**PROVIDED DATA:**
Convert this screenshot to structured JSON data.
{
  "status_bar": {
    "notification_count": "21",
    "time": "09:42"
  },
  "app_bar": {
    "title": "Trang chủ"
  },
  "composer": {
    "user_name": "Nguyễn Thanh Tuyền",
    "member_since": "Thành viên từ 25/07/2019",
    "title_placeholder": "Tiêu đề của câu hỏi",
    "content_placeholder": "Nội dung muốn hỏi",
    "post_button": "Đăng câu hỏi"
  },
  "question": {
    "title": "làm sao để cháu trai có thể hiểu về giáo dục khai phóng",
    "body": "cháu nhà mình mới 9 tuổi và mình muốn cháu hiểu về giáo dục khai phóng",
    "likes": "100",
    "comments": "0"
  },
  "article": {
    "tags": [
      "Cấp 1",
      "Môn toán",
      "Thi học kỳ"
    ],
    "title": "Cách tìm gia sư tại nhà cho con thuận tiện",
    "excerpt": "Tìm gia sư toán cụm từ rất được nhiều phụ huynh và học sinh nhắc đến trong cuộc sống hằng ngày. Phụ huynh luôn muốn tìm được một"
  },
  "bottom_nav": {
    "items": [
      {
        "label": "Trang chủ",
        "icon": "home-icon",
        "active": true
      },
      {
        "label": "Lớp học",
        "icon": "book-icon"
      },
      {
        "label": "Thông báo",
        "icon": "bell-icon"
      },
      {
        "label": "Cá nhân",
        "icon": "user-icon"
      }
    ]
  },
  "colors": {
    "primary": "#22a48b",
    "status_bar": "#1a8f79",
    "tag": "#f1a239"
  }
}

**DIRECTIVE:** Gather each line holding the string "toán".

**ANSWER:**
      "Môn toán",
    "excerpt": "Tìm gia sư toán cụm từ rất được nhiều phụ huynh và học sinh nhắc đến trong cuộc sống hằng ngày. Phụ huynh luôn muốn tìm được một"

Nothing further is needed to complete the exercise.